Work required: Please repeat, without any change, the rows below that run from the line holding "- line-series-swatch: [482, 373, 535, 377]" through the line holding "- line-series-label: 增长率: [542, 367, 585, 383]", with both of those lines included.

(Layout region records)
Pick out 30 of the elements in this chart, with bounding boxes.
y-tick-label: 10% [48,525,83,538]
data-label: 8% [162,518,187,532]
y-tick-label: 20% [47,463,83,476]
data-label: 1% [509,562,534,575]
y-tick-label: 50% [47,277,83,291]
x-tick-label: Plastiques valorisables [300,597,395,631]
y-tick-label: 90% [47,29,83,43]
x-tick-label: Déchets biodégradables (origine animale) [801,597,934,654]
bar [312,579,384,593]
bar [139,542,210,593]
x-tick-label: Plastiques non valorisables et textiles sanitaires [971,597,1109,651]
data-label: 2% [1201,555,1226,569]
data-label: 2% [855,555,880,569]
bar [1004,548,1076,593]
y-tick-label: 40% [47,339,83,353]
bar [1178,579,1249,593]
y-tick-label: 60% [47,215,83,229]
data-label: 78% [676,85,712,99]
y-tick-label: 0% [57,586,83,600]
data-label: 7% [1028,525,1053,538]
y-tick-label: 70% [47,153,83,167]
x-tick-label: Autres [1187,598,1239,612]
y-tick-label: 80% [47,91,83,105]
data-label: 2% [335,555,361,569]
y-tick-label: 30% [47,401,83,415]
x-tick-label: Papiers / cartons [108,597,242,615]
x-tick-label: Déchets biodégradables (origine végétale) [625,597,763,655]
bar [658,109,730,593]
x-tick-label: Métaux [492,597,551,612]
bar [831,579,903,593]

==

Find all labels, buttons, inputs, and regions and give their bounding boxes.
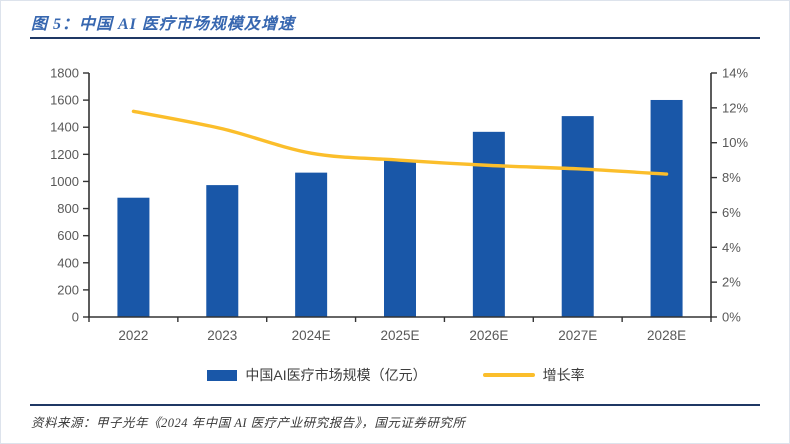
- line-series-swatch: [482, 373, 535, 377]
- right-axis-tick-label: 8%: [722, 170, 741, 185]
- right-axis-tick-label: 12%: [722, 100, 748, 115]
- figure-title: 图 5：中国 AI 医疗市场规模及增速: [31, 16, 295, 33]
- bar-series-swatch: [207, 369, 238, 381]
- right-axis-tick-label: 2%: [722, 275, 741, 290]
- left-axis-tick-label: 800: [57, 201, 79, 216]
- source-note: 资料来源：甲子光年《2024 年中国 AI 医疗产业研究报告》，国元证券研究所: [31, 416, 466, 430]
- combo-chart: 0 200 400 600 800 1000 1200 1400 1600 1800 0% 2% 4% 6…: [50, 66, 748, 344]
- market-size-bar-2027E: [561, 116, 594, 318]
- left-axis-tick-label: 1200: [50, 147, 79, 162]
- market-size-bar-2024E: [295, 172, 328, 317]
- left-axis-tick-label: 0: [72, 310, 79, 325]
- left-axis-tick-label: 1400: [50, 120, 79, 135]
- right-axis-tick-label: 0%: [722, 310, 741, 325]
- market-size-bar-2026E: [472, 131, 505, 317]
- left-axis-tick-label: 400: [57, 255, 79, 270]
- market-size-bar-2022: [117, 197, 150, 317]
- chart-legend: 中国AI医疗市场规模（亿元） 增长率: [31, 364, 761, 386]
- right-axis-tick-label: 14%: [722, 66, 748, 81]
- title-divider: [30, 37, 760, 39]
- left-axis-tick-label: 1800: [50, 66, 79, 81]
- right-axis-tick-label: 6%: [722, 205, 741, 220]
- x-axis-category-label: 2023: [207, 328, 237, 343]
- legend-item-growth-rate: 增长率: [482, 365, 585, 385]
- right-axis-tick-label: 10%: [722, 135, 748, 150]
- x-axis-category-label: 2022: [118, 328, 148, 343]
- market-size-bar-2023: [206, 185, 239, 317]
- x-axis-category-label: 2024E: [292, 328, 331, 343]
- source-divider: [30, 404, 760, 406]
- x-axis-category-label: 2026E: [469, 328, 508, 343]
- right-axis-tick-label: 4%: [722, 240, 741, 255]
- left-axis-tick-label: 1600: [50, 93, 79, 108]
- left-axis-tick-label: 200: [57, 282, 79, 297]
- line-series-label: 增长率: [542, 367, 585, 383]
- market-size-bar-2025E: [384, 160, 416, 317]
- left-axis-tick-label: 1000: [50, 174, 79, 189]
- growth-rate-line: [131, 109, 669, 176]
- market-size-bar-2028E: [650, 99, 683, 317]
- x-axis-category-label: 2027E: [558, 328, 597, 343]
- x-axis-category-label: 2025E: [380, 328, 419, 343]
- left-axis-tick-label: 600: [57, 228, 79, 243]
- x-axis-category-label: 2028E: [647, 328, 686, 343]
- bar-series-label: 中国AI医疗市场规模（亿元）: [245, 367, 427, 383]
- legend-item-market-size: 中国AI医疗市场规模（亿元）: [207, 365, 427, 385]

Correct output:
- line-series-swatch: [482, 373, 535, 377]
- right-axis-tick-label: 8%: [722, 170, 741, 185]
- right-axis-tick-label: 12%: [722, 100, 748, 115]
- figure-title: 图 5：中国 AI 医疗市场规模及增速: [31, 16, 295, 33]
- bar-series-swatch: [207, 369, 238, 381]
- right-axis-tick-label: 2%: [722, 275, 741, 290]
- left-axis-tick-label: 800: [57, 201, 79, 216]
- source-note: 资料来源：甲子光年《2024 年中国 AI 医疗产业研究报告》，国元证券研究所: [31, 416, 466, 430]
- combo-chart: 0 200 400 600 800 1000 1200 1400 1600 1800 0% 2% 4% 6…: [50, 66, 748, 344]
- market-size-bar-2027E: [561, 116, 594, 318]
- left-axis-tick-label: 1200: [50, 147, 79, 162]
- market-size-bar-2024E: [295, 172, 328, 317]
- left-axis-tick-label: 0: [72, 310, 79, 325]
- left-axis-tick-label: 1400: [50, 120, 79, 135]
- right-axis-tick-label: 0%: [722, 310, 741, 325]
- market-size-bar-2026E: [472, 131, 505, 317]
- left-axis-tick-label: 400: [57, 255, 79, 270]
- market-size-bar-2022: [117, 197, 150, 317]
- chart-legend: 中国AI医疗市场规模（亿元） 增长率: [31, 364, 761, 386]
- right-axis-tick-label: 14%: [722, 66, 748, 81]
- title-divider: [30, 37, 760, 39]
- left-axis-tick-label: 1800: [50, 66, 79, 81]
- right-axis-tick-label: 6%: [722, 205, 741, 220]
- x-axis-category-label: 2023: [207, 328, 237, 343]
- legend-item-growth-rate: 增长率: [482, 365, 585, 385]
- right-axis-tick-label: 10%: [722, 135, 748, 150]
- x-axis-category-label: 2022: [118, 328, 148, 343]
- market-size-bar-2023: [206, 185, 239, 317]
- x-axis-category-label: 2024E: [292, 328, 331, 343]
- source-divider: [30, 404, 760, 406]
- x-axis-category-label: 2026E: [469, 328, 508, 343]
- right-axis-tick-label: 4%: [722, 240, 741, 255]
- left-axis-tick-label: 1600: [50, 93, 79, 108]
- left-axis-tick-label: 200: [57, 282, 79, 297]
- line-series-label: 增长率: [542, 367, 585, 383]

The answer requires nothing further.